SOURCE MATERIAL:
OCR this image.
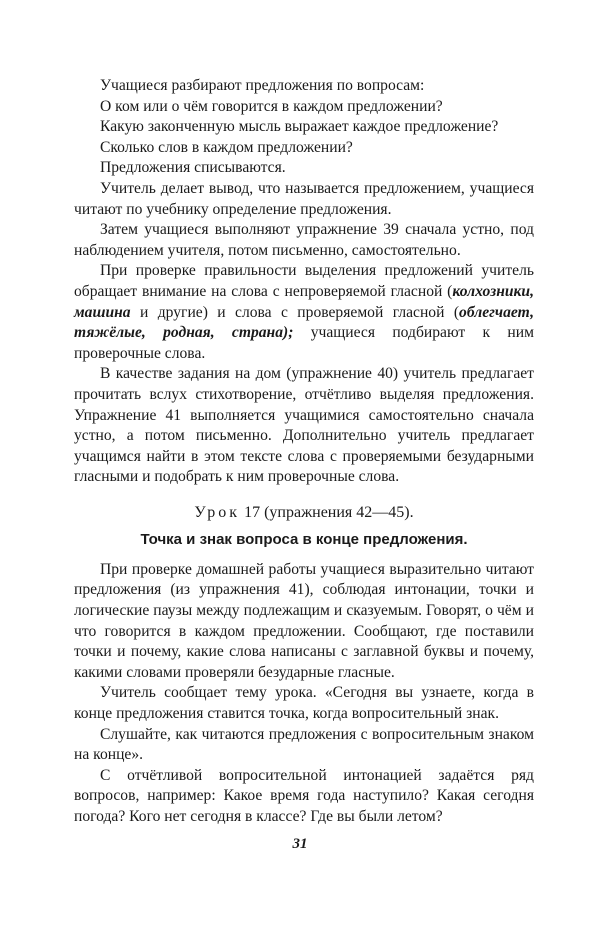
Учащиеся разбирают предложения по вопросам:

О ком или о чём говорится в каждом предложении?

Какую законченную мысль выражает каждое предложение?

Сколько слов в каждом предложении?

Предложения списываются.

Учитель делает вывод, что называется предложением, учащиеся читают по учебнику определение предложения.

Затем учащиеся выполняют упражнение 39 сначала устно, под наблюдением учителя, потом письменно, самостоятельно.

При проверке правильности выделения предложений учитель обращает внимание на слова с непроверяемой гласной (колхозники, машина и другие) и слова с проверяемой гласной (облегчает, тяжёлые, родная, страна); учащиеся подбирают к ним проверочные слова.

В качестве задания на дом (упражнение 40) учитель предлагает прочитать вслух стихотворение, отчётливо выделяя предложения. Упражнение 41 выполняется учащимися самостоятельно сначала устно, а потом письменно. Дополнительно учитель предлагает учащимся найти в этом тексте слова с проверяемыми безударными гласными и подобрать к ним проверочные слова.

Урок 17 (упражнения 42—45).
Точка и знак вопроса в конце предложения.

При проверке домашней работы учащиеся выразительно читают предложения (из упражнения 41), соблюдая интонации, точки и логические паузы между подлежащим и сказуемым. Говорят, о чём и что говорится в каждом предложении. Сообщают, где поставили точки и почему, какие слова написаны с заглавной буквы и почему, какими словами проверяли безударные гласные.

Учитель сообщает тему урока. «Сегодня вы узнаете, когда в конце предложения ставится точка, когда вопросительный знак.

Слушайте, как читаются предложения с вопросительным знаком на конце».

С отчётливой вопросительной интонацией задаётся ряд вопросов, например: Какое время года наступило? Какая сегодня погода? Кого нет сегодня в классе? Где вы были летом?

31
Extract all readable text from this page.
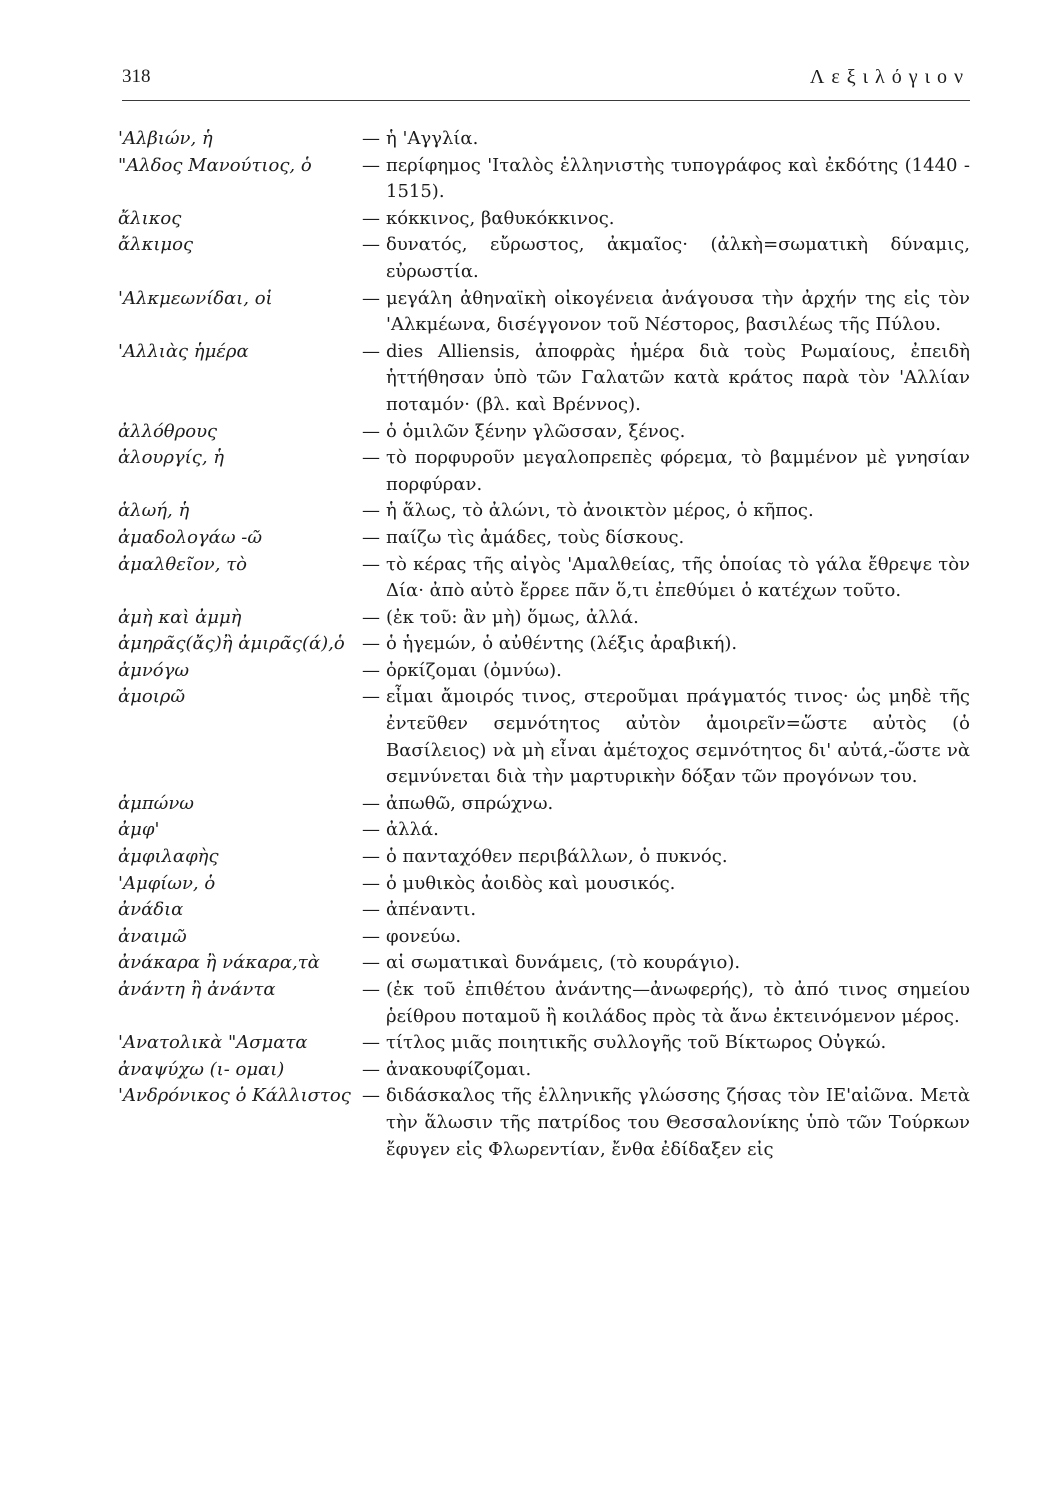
318	Λεξιλόγιον
'Αλβιών, ἡ —	ἡ 'Αγγλία.
"Αλδος Μανούτιος, ὁ —	περίφημος 'Ιταλὸς ἑλληνιστὴς τυπογράφος καὶ ἐκδότης (1440 - 1515).
ἄλικος —	κόκκινος, βαθυκόκκινος.
ἄλκιμος —	δυνατός, εὔρωστος, ἀκμαῖος· (ἀλκὴ=σωματικὴ δύναμις, εὐρωστία.
'Αλκμεωνίδαι, οἱ —	μεγάλη ἀθηναϊκὴ οἰκογένεια ἀνάγουσα τὴν ἀρχήν της εἰς τὸν 'Αλκμέωνα, δισέγγονον τοῦ Νέστορος, βασιλέως τῆς Πύλου.
'Αλλιὰς ἡμέρα —	dies Alliensis, ἀποφρὰς ἡμέρα διὰ τοὺς Ρωμαίους, ἐπειδὴ ἡττήθησαν ὑπὸ τῶν Γαλατῶν κατὰ κράτος παρὰ τὸν 'Αλλίαν ποταμόν· (βλ. καὶ Βρέννος).
ἀλλόθρους —	ὁ ὁμιλῶν ξένην γλῶσσαν, ξένος.
ἁλουργίς, ἡ —	τὸ πορφυροῦν μεγαλοπρεπὲς φόρεμα, τὸ βαμμένον μὲ γνησίαν πορφύραν.
ἁλωή, ἡ —	ἡ ἅλως, τὸ ἀλώνι, τὸ ἀνοικτὸν μέρος, ὁ κῆπος.
ἀμαδολογάω -ῶ —	παίζω τὶς ἀμάδες, τοὺς δίσκους.
ἀμαλθεῖον, τὸ —	τὸ κέρας τῆς αἰγὸς 'Αμαλθείας, τῆς ὁποίας τὸ γάλα ἔθρεψε τὸν Δία· ἀπὸ αὐτὸ ἔρρεε πᾶν ὅ,τι ἐπεθύμει ὁ κατέχων τοῦτο.
ἀμὴ καὶ ἀμμὴ —	(ἐκ τοῦ: ἂν μὴ) ὅμως, ἀλλά.
ἀμηρᾶς(ἄς)ἢ ἀμιρᾶς(ά),ὁ —	ὁ ἡγεμών, ὁ αὐθέντης (λέξις ἀραβική).
ἀμνόγω —	ὁρκίζομαι (ὀμνύω).
ἀμοιρῶ —	εἶμαι ἄμοιρός τινος, στεροῦμαι πράγματός τινος· ὡς μηδὲ τῆς ἐντεῦθεν σεμνότητος αὐτὸν ἀμοιρεῖν=ὥστε αὐτὸς (ὁ Βασίλειος) νὰ μὴ εἶναι ἀμέτοχος σεμνότητος δι' αὐτά,-ὥστε νὰ σεμνύνεται διὰ τὴν μαρτυρικὴν δόξαν τῶν προγόνων του.
ἀμπώνω —	ἀπωθῶ, σπρώχνω.
ἀμφ' —	ἀλλά.
ἀμφιλαφὴς —	ὁ πανταχόθεν περιβάλλων, ὁ πυκνός.
'Αμφίων, ὁ —	ὁ μυθικὸς ἀοιδὸς καὶ μουσικός.
ἀνάδια —	ἀπέναντι.
ἀναιμῶ —	φονεύω.
ἀνάκαρα ἢ νάκαρα,τὰ —	αἱ σωματικαὶ δυνάμεις, (τὸ κουράγιο).
ἀνάντη ἢ ἀνάντα —	(ἐκ τοῦ ἐπιθέτου ἀνάντης—ἀνωφερής), τὸ ἀπό τινος σημείου ῥείθρου ποταμοῦ ἢ κοιλάδος πρὸς τὰ ἄνω ἐκτεινόμενον μέρος.
'Ανατολικὰ "Ασματα —	τίτλος μιᾶς ποιητικῆς συλλογῆς τοῦ Βίκτωρος Οὐγκώ.
ἀναψύχω (ι- ομαι) —	ἀνακουφίζομαι.
'Ανδρόνικος ὁ Κάλλιστος —	διδάσκαλος τῆς ἑλληνικῆς γλώσσης ζήσας τὸν ΙΕ'αἰῶνα. Μετὰ τὴν ἅλωσιν τῆς πατρίδος του Θεσσαλονίκης ὑπὸ τῶν Τούρκων ἔφυγεν εἰς Φλωρεντίαν, ἔνθα ἐδίδαξεν εἰς
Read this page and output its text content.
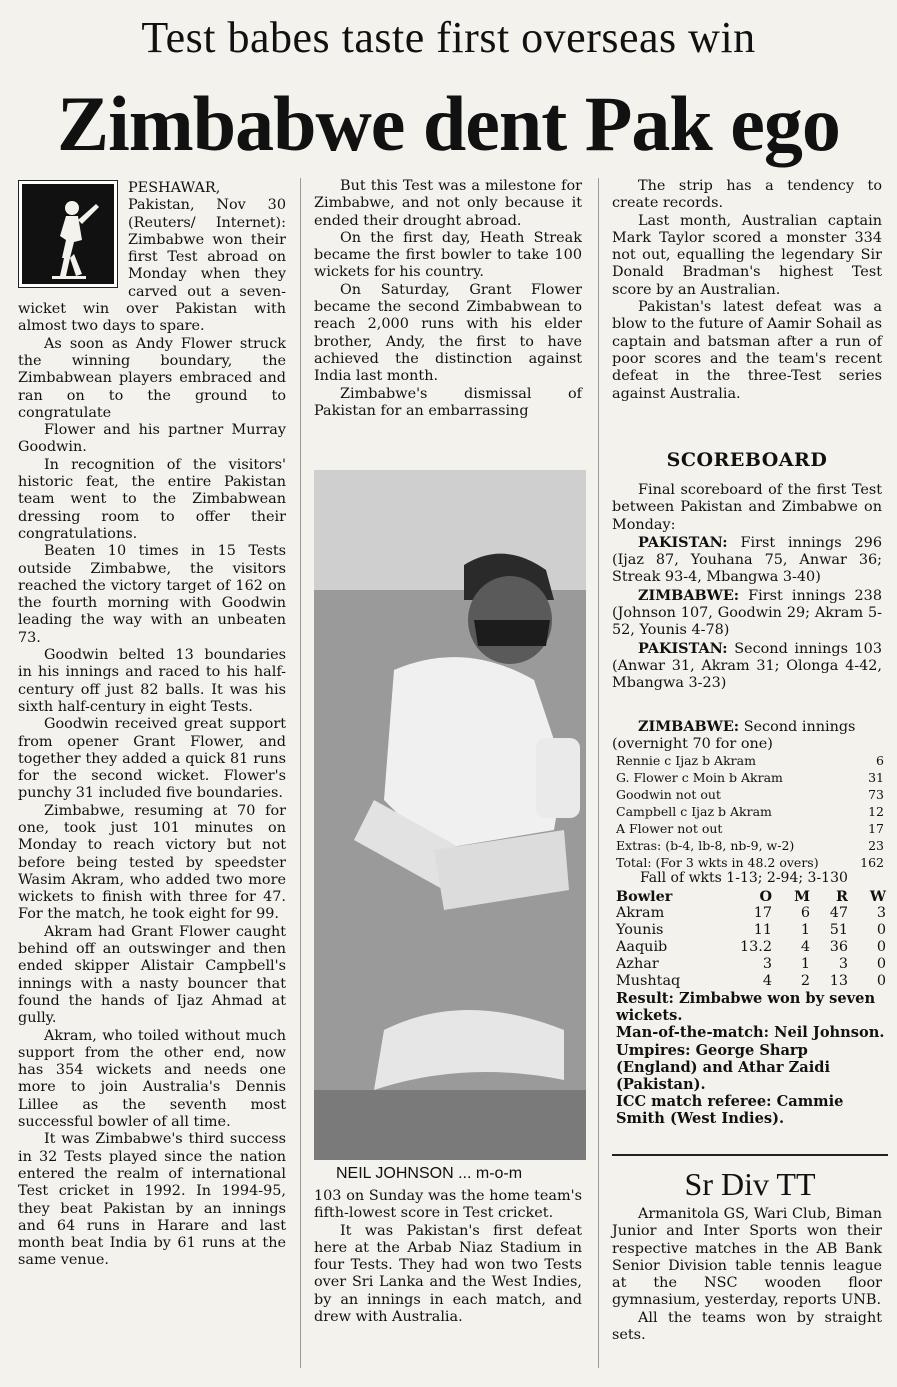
Test babes taste first overseas win
Zimbabwe dent Pak ego

PESHAWAR, Pakistan, Nov 30 (Reuters/ Internet): Zimbabwe won their first Test abroad on Monday when they carved out a seven-wicket win over Pakistan with almost two days to spare.

As soon as Andy Flower struck the winning boundary, the Zimbabwean players embraced and ran on to the ground to congratulate

Flower and his partner Murray Goodwin.

In recognition of the visitors' historic feat, the entire Pakistan team went to the Zimbabwean dressing room to offer their congratulations.

Beaten 10 times in 15 Tests outside Zimbabwe, the visitors reached the victory target of 162 on the fourth morning with Goodwin leading the way with an unbeaten 73.

Goodwin belted 13 boundaries in his innings and raced to his half-century off just 82 balls. It was his sixth half-century in eight Tests.

Goodwin received great support from opener Grant Flower, and together they added a quick 81 runs for the second wicket. Flower's punchy 31 included five boundaries.

Zimbabwe, resuming at 70 for one, took just 101 minutes on Monday to reach victory but not before being tested by speedster Wasim Akram, who added two more wickets to finish with three for 47. For the match, he took eight for 99.

Akram had Grant Flower caught behind off an outswinger and then ended skipper Alistair Campbell's innings with a nasty bouncer that found the hands of Ijaz Ahmad at gully.

Akram, who toiled without much support from the other end, now has 354 wickets and needs one more to join Australia's Dennis Lillee as the seventh most successful bowler of all time.

It was Zimbabwe's third success in 32 Tests played since the nation entered the realm of international Test cricket in 1992. In 1994-95, they beat Pakistan by an innings and 64 runs in Harare and last month beat India by 61 runs at the same venue.

But this Test was a milestone for Zimbabwe, and not only because it ended their drought abroad.

On the first day, Heath Streak became the first bowler to take 100 wickets for his country.

On Saturday, Grant Flower became the second Zimbabwean to reach 2,000 runs with his elder brother, Andy, the first to have achieved the distinction against India last month.

Zimbabwe's dismissal of Pakistan for an embarrassing

NEIL JOHNSON ... m-o-m

103 on Sunday was the home team's fifth-lowest score in Test cricket.

It was Pakistan's first defeat here at the Arbab Niaz Stadium in four Tests. They had won two Tests over Sri Lanka and the West Indies, by an innings in each match, and drew with Australia.

The strip has a tendency to create records.

Last month, Australian captain Mark Taylor scored a monster 334 not out, equalling the legendary Sir Donald Bradman's highest Test score by an Australian.

Pakistan's latest defeat was a blow to the future of Aamir Sohail as captain and batsman after a run of poor scores and the team's recent defeat in the three-Test series against Australia.

SCOREBOARD

Final scoreboard of the first Test between Pakistan and Zimbabwe on Monday:

PAKISTAN: First innings 296 (Ijaz 87, Youhana 75, Anwar 36; Streak 93-4, Mbangwa 3-40)

ZIMBABWE: First innings 238 (Johnson 107, Goodwin 29; Akram 5-52, Younis 4-78)

PAKISTAN: Second innings 103 (Anwar 31, Akram 31; Olonga 4-42, Mbangwa 3-23)

ZIMBABWE: Second innings (overnight 70 for one)

Rennie c Ijaz b Akram	6
G. Flower c Moin b Akram	31
Goodwin not out	73
Campbell c Ijaz b Akram	12
A Flower not out	17
Extras: (b-4, lb-8, nb-9, w-2)	23
Total: (For 3 wkts in 48.2 overs)	162
Fall of wkts 1-13; 2-94; 3-130
Bowler	O	M	R	W
Akram	17	6	47	3
Younis	11	1	51	0
Aaquib	13.2	4	36	0
Azhar	3	1	3	0
Mushtaq	4	2	13	0

Result: Zimbabwe won by seven wickets.

Man-of-the-match: Neil Johnson.

Umpires: George Sharp (England) and Athar Zaidi (Pakistan).

ICC match referee: Cammie Smith (West Indies).

Sr Div TT

Armanitola GS, Wari Club, Biman Junior and Inter Sports won their respective matches in the AB Bank Senior Division table tennis league at the NSC wooden floor gymnasium, yesterday, reports UNB.

All the teams won by straight sets.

TO DO: Where a line of the records above holds the word "упражнения", copy that line.

WRITTEN SOLUTION:
Урок 17 (упражнения 42—45).
При проверке домашней работы учащиеся выразительно читают предложения (из упражнения 41), соблюдая интонации, точки и логические паузы между подлежащим и сказуемым. Говорят, о чём и что говорится в каждом предложении. Сообщают, где поставили точки и почему, какие слова написаны с заглавной буквы и почему, какими словами проверяли безударные гласные.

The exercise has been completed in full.